▸ **Exercise brief**:
Would you output the whole listing below, exactly as it reads?

─── Data

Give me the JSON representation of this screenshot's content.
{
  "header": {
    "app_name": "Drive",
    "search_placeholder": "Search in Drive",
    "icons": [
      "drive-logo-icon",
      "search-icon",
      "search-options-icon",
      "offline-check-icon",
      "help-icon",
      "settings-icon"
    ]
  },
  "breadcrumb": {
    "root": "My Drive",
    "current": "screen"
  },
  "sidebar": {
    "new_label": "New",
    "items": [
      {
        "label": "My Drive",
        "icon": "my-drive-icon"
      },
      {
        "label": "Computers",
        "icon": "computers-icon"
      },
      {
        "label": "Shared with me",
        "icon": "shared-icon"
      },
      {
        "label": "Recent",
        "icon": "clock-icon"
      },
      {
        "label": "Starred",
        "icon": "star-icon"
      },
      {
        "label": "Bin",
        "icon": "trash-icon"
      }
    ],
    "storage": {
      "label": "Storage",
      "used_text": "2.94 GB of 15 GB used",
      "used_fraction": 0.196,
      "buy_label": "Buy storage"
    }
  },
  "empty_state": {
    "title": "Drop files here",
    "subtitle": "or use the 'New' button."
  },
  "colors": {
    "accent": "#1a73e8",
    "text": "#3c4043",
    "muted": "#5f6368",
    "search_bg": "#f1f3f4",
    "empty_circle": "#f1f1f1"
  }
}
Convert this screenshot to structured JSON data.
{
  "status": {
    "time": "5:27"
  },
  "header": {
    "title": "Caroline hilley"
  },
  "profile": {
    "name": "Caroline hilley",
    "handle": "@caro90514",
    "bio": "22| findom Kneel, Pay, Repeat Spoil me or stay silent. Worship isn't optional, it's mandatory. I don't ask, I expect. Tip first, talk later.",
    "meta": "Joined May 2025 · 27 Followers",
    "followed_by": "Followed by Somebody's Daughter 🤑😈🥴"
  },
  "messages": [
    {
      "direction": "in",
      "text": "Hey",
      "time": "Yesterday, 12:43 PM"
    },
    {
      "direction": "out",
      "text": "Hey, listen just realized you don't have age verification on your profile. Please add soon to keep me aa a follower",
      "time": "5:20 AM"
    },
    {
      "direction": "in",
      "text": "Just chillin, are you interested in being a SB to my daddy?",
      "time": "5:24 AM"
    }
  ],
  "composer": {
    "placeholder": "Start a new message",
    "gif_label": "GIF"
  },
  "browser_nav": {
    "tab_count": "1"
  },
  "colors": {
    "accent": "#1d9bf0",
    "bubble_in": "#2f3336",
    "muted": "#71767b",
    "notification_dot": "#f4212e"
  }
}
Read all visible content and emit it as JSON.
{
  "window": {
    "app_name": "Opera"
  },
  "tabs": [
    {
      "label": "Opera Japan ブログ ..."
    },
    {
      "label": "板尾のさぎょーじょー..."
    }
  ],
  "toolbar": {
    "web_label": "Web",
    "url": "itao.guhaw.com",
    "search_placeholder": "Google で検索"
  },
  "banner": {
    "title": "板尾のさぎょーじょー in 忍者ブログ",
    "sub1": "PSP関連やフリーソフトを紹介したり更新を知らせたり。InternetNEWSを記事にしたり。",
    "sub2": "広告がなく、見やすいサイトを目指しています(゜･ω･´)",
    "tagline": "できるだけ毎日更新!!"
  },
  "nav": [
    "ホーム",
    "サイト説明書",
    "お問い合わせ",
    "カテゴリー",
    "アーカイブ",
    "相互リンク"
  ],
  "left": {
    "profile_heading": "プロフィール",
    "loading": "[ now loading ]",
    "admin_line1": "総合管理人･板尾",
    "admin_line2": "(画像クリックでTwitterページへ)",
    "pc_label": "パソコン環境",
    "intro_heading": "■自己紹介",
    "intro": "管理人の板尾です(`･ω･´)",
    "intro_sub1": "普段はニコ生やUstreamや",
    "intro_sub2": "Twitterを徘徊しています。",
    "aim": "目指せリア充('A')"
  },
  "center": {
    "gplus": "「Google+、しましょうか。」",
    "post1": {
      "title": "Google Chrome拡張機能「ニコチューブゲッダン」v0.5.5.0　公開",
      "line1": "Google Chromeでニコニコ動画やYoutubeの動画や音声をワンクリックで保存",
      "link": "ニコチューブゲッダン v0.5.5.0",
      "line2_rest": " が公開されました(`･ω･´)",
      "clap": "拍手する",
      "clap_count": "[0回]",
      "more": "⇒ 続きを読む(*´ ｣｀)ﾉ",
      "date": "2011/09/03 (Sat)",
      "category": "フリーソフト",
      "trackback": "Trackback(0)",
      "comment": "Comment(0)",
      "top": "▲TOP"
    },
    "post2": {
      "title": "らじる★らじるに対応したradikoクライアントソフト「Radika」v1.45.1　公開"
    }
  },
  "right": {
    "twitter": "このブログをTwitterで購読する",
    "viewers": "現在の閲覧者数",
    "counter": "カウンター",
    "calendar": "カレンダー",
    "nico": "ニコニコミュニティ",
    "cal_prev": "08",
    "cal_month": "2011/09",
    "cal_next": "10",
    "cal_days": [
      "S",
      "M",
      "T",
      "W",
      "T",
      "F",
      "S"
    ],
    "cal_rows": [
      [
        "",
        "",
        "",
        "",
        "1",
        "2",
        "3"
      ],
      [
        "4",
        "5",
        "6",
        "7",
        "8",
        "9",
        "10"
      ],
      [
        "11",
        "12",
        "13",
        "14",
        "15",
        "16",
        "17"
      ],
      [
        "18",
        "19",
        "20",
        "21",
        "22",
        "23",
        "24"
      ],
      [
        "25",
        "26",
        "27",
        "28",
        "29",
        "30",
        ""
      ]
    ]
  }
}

──────

▸ **Completed exercise**:
Give me the JSON representation of this screenshot's content.
{
  "header": {
    "app_name": "Drive",
    "search_placeholder": "Search in Drive",
    "icons": [
      "drive-logo-icon",
      "search-icon",
      "search-options-icon",
      "offline-check-icon",
      "help-icon",
      "settings-icon"
    ]
  },
  "breadcrumb": {
    "root": "My Drive",
    "current": "screen"
  },
  "sidebar": {
    "new_label": "New",
    "items": [
      {
        "label": "My Drive",
        "icon": "my-drive-icon"
      },
      {
        "label": "Computers",
        "icon": "computers-icon"
      },
      {
        "label": "Shared with me",
        "icon": "shared-icon"
      },
      {
        "label": "Recent",
        "icon": "clock-icon"
      },
      {
        "label": "Starred",
        "icon": "star-icon"
      },
      {
        "label": "Bin",
        "icon": "trash-icon"
      }
    ],
    "storage": {
      "label": "Storage",
      "used_text": "2.94 GB of 15 GB used",
      "used_fraction": 0.196,
      "buy_label": "Buy storage"
    }
  },
  "empty_state": {
    "title": "Drop files here",
    "subtitle": "or use the 'New' button."
  },
  "colors": {
    "accent": "#1a73e8",
    "text": "#3c4043",
    "muted": "#5f6368",
    "search_bg": "#f1f3f4",
    "empty_circle": "#f1f1f1"
  }
}
Convert this screenshot to structured JSON data.
{
  "status": {
    "time": "5:27"
  },
  "header": {
    "title": "Caroline hilley"
  },
  "profile": {
    "name": "Caroline hilley",
    "handle": "@caro90514",
    "bio": "22| findom Kneel, Pay, Repeat Spoil me or stay silent. Worship isn't optional, it's mandatory. I don't ask, I expect. Tip first, talk later.",
    "meta": "Joined May 2025 · 27 Followers",
    "followed_by": "Followed by Somebody's Daughter 🤑😈🥴"
  },
  "messages": [
    {
      "direction": "in",
      "text": "Hey",
      "time": "Yesterday, 12:43 PM"
    },
    {
      "direction": "out",
      "text": "Hey, listen just realized you don't have age verification on your profile. Please add soon to keep me aa a follower",
      "time": "5:20 AM"
    },
    {
      "direction": "in",
      "text": "Just chillin, are you interested in being a SB to my daddy?",
      "time": "5:24 AM"
    }
  ],
  "composer": {
    "placeholder": "Start a new message",
    "gif_label": "GIF"
  },
  "browser_nav": {
    "tab_count": "1"
  },
  "colors": {
    "accent": "#1d9bf0",
    "bubble_in": "#2f3336",
    "muted": "#71767b",
    "notification_dot": "#f4212e"
  }
}
Read all visible content and emit it as JSON.
{
  "window": {
    "app_name": "Opera"
  },
  "tabs": [
    {
      "label": "Opera Japan ブログ ..."
    },
    {
      "label": "板尾のさぎょーじょー..."
    }
  ],
  "toolbar": {
    "web_label": "Web",
    "url": "itao.guhaw.com",
    "search_placeholder": "Google で検索"
  },
  "banner": {
    "title": "板尾のさぎょーじょー in 忍者ブログ",
    "sub1": "PSP関連やフリーソフトを紹介したり更新を知らせたり。InternetNEWSを記事にしたり。",
    "sub2": "広告がなく、見やすいサイトを目指しています(゜･ω･´)",
    "tagline": "できるだけ毎日更新!!"
  },
  "nav": [
    "ホーム",
    "サイト説明書",
    "お問い合わせ",
    "カテゴリー",
    "アーカイブ",
    "相互リンク"
  ],
  "left": {
    "profile_heading": "プロフィール",
    "loading": "[ now loading ]",
    "admin_line1": "総合管理人･板尾",
    "admin_line2": "(画像クリックでTwitterページへ)",
    "pc_label": "パソコン環境",
    "intro_heading": "■自己紹介",
    "intro": "管理人の板尾です(`･ω･´)",
    "intro_sub1": "普段はニコ生やUstreamや",
    "intro_sub2": "Twitterを徘徊しています。",
    "aim": "目指せリア充('A')"
  },
  "center": {
    "gplus": "「Google+、しましょうか。」",
    "post1": {
      "title": "Google Chrome拡張機能「ニコチューブゲッダン」v0.5.5.0　公開",
      "line1": "Google Chromeでニコニコ動画やYoutubeの動画や音声をワンクリックで保存",
      "link": "ニコチューブゲッダン v0.5.5.0",
      "line2_rest": " が公開されました(`･ω･´)",
      "clap": "拍手する",
      "clap_count": "[0回]",
      "more": "⇒ 続きを読む(*´ ｣｀)ﾉ",
      "date": "2011/09/03 (Sat)",
      "category": "フリーソフト",
      "trackback": "Trackback(0)",
      "comment": "Comment(0)",
      "top": "▲TOP"
    },
    "post2": {
      "title": "らじる★らじるに対応したradikoクライアントソフト「Radika」v1.45.1　公開"
    }
  },
  "right": {
    "twitter": "このブログをTwitterで購読する",
    "viewers": "現在の閲覧者数",
    "counter": "カウンター",
    "calendar": "カレンダー",
    "nico": "ニコニコミュニティ",
    "cal_prev": "08",
    "cal_month": "2011/09",
    "cal_next": "10",
    "cal_days": [
      "S",
      "M",
      "T",
      "W",
      "T",
      "F",
      "S"
    ],
    "cal_rows": [
      [
        "",
        "",
        "",
        "",
        "1",
        "2",
        "3"
      ],
      [
        "4",
        "5",
        "6",
        "7",
        "8",
        "9",
        "10"
      ],
      [
        "11",
        "12",
        "13",
        "14",
        "15",
        "16",
        "17"
      ],
      [
        "18",
        "19",
        "20",
        "21",
        "22",
        "23",
        "24"
      ],
      [
        "25",
        "26",
        "27",
        "28",
        "29",
        "30",
        ""
      ]
    ]
  }
}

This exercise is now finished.